# Task prompt
Make an exact copy of the records, with the images left out.

"""

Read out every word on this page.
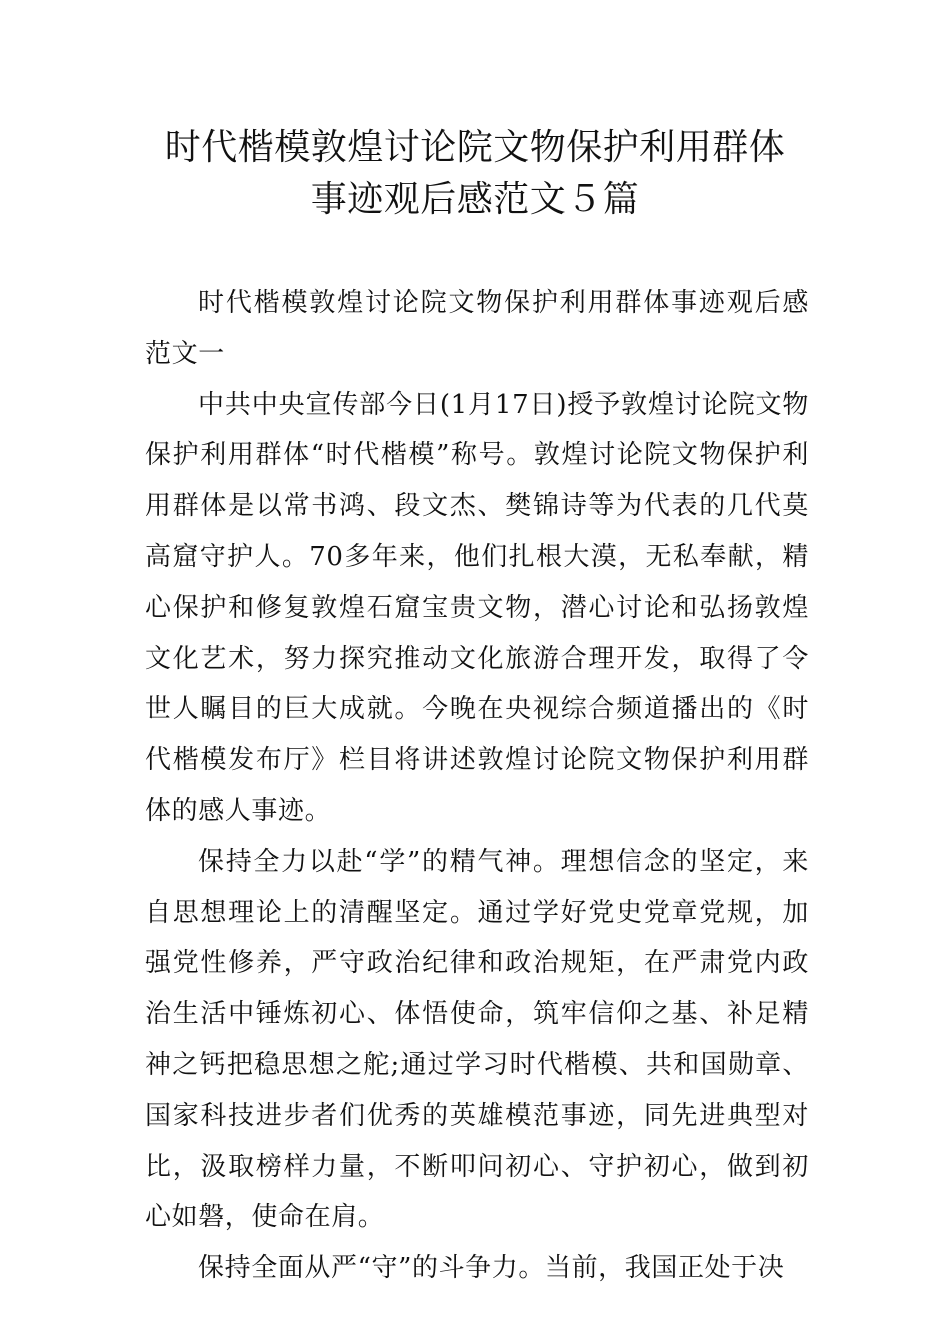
时代楷模敦煌讨论院文物保护利用群体
事迹观后感范文５篇

时代楷模敦煌讨论院文物保护利用群体事迹观后感范文一

中共中央宣传部今日(1月17日)授予敦煌讨论院文物保护利用群体“时代楷模”称号。敦煌讨论院文物保护利用群体是以常书鸿、段文杰、樊锦诗等为代表的几代莫高窟守护人。70多年来，他们扎根大漠，无私奉献，精心保护和修复敦煌石窟宝贵文物，潜心讨论和弘扬敦煌文化艺术，努力探究推动文化旅游合理开发，取得了令世人瞩目的巨大成就。今晚在央视综合频道播出的《时代楷模发布厅》栏目将讲述敦煌讨论院文物保护利用群体的感人事迹。

保持全力以赴“学”的精气神。理想信念的坚定，来自思想理论上的清醒坚定。通过学好党史党章党规，加强党性修养，严守政治纪律和政治规矩，在严肃党内政治生活中锤炼初心、体悟使命，筑牢信仰之基、补足精神之钙把稳思想之舵;通过学习时代楷模、共和国勋章、国家科技进步者们优秀的英雄模范事迹，同先进典型对比，汲取榜样力量，不断叩问初心、守护初心，做到初心如磐，使命在肩。

保持全面从严“守”的斗争力。当前，我国正处于决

"""

# Solution
Read out every word on this page.
时代楷模敦煌讨论院文物保护利用群体
事迹观后感范文５篇

时代楷模敦煌讨论院文物保护利用群体事迹观后感范文一

中共中央宣传部今日(1月17日)授予敦煌讨论院文物保护利用群体“时代楷模”称号。敦煌讨论院文物保护利用群体是以常书鸿、段文杰、樊锦诗等为代表的几代莫高窟守护人。70多年来，他们扎根大漠，无私奉献，精心保护和修复敦煌石窟宝贵文物，潜心讨论和弘扬敦煌文化艺术，努力探究推动文化旅游合理开发，取得了令世人瞩目的巨大成就。今晚在央视综合频道播出的《时代楷模发布厅》栏目将讲述敦煌讨论院文物保护利用群体的感人事迹。

保持全力以赴“学”的精气神。理想信念的坚定，来自思想理论上的清醒坚定。通过学好党史党章党规，加强党性修养，严守政治纪律和政治规矩，在严肃党内政治生活中锤炼初心、体悟使命，筑牢信仰之基、补足精神之钙把稳思想之舵;通过学习时代楷模、共和国勋章、国家科技进步者们优秀的英雄模范事迹，同先进典型对比，汲取榜样力量，不断叩问初心、守护初心，做到初心如磐，使命在肩。

保持全面从严“守”的斗争力。当前，我国正处于决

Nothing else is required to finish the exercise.